» AIM OF THE EXERCISE
Your task is to copy every line of the records below that contains "early".

» RECORDED INFORMATION

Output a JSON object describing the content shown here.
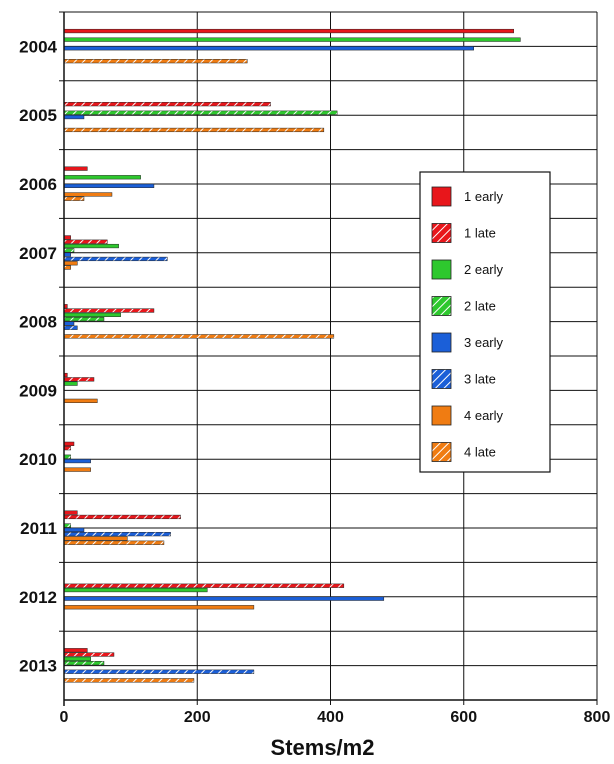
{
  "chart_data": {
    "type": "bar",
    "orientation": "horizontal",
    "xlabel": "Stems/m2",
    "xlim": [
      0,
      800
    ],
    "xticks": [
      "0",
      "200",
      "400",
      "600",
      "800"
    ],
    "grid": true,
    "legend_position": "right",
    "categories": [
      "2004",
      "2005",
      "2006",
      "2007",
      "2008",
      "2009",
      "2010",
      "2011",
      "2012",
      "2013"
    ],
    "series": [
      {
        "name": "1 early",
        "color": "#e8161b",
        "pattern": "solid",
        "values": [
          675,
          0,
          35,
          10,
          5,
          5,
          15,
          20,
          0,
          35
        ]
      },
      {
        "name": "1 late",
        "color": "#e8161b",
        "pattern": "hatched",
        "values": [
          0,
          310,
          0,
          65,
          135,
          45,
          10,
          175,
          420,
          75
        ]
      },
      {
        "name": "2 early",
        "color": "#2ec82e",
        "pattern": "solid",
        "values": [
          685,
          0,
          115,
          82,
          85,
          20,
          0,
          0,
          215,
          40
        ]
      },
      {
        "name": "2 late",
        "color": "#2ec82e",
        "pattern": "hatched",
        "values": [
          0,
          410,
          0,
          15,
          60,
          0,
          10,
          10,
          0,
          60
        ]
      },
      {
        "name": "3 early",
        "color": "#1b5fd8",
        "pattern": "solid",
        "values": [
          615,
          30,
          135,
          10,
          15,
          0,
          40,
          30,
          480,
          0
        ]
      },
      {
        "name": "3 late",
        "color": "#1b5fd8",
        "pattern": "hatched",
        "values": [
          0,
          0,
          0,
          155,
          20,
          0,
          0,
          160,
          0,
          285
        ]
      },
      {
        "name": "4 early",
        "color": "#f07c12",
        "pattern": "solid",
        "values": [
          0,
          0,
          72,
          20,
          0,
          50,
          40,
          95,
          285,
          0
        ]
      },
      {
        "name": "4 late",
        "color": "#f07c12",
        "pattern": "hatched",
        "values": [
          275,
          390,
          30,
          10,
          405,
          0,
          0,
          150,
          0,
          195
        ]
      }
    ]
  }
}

...

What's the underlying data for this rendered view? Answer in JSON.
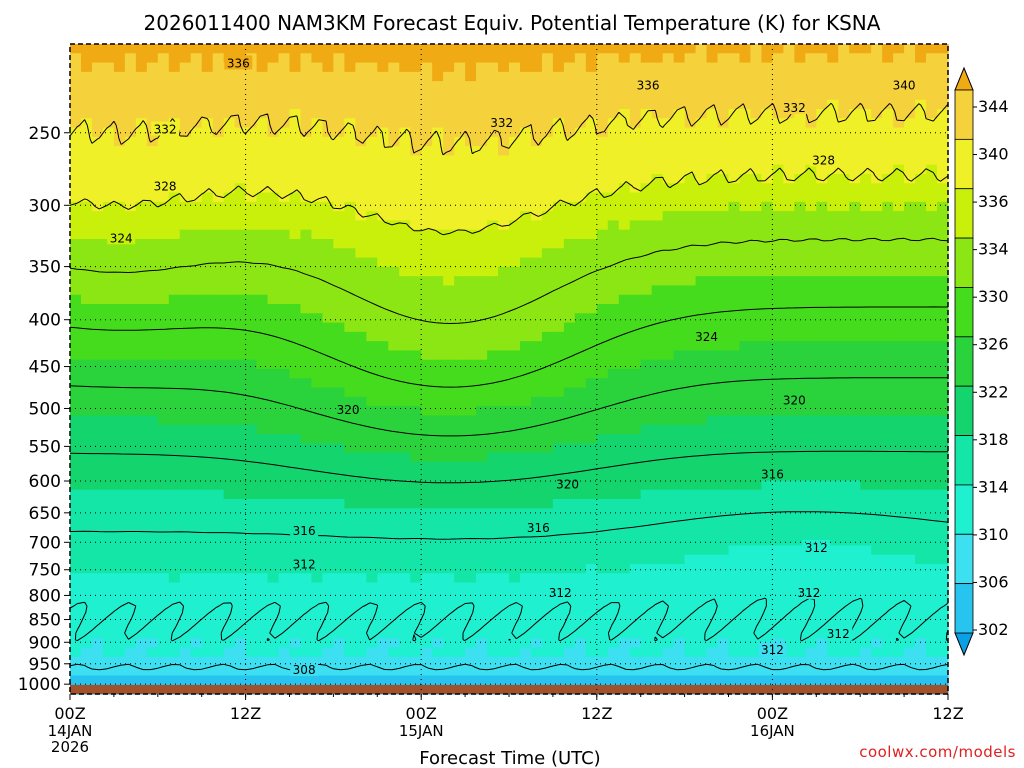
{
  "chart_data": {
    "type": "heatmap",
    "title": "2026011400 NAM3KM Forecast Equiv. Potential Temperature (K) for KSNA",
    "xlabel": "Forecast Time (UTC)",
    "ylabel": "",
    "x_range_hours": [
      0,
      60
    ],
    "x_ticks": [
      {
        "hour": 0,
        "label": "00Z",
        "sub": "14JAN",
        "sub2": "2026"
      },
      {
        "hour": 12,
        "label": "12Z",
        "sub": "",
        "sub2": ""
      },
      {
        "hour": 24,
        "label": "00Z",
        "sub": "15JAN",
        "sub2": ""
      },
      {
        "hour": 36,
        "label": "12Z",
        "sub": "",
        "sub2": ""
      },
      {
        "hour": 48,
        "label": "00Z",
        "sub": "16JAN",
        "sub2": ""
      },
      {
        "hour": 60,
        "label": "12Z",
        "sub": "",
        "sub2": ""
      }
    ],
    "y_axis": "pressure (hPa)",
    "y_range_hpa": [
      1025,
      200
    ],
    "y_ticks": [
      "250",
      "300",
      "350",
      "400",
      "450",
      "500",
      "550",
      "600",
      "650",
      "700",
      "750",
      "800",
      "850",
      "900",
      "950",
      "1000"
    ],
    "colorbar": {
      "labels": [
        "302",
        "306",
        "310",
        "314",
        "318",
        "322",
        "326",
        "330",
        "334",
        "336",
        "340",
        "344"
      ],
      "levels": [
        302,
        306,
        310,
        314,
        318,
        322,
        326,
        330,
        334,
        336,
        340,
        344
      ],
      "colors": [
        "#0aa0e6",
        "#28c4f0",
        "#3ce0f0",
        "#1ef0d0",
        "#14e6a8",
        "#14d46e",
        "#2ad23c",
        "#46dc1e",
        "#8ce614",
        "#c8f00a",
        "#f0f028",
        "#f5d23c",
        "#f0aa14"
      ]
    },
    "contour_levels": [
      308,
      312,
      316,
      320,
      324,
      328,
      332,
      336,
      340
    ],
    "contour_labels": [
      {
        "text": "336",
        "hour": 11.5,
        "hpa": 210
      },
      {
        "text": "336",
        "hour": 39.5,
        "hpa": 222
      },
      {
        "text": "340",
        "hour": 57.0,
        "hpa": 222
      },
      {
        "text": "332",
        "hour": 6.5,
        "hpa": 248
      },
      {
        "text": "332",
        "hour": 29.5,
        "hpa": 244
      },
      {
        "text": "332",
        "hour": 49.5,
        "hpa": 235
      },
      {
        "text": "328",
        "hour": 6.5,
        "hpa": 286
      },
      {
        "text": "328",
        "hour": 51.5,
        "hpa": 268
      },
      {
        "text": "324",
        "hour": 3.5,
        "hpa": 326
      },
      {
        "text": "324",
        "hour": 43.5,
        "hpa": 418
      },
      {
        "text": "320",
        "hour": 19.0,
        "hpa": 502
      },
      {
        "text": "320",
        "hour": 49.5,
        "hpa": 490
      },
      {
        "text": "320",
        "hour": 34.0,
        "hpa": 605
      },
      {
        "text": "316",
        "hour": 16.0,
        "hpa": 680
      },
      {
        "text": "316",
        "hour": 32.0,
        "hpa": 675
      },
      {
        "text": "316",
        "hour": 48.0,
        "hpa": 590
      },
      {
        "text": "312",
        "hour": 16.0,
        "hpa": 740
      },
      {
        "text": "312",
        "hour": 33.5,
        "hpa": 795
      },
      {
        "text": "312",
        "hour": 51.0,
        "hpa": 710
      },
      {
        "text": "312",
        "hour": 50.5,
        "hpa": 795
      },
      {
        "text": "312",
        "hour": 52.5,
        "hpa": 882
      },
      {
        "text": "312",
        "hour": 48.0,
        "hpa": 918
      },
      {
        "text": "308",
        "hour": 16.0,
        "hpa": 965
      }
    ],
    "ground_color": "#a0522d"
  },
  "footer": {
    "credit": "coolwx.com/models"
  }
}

» THE RESULT
        "name": "1 early",
        "name": "2 early",
        "name": "3 early",
        "name": "4 early",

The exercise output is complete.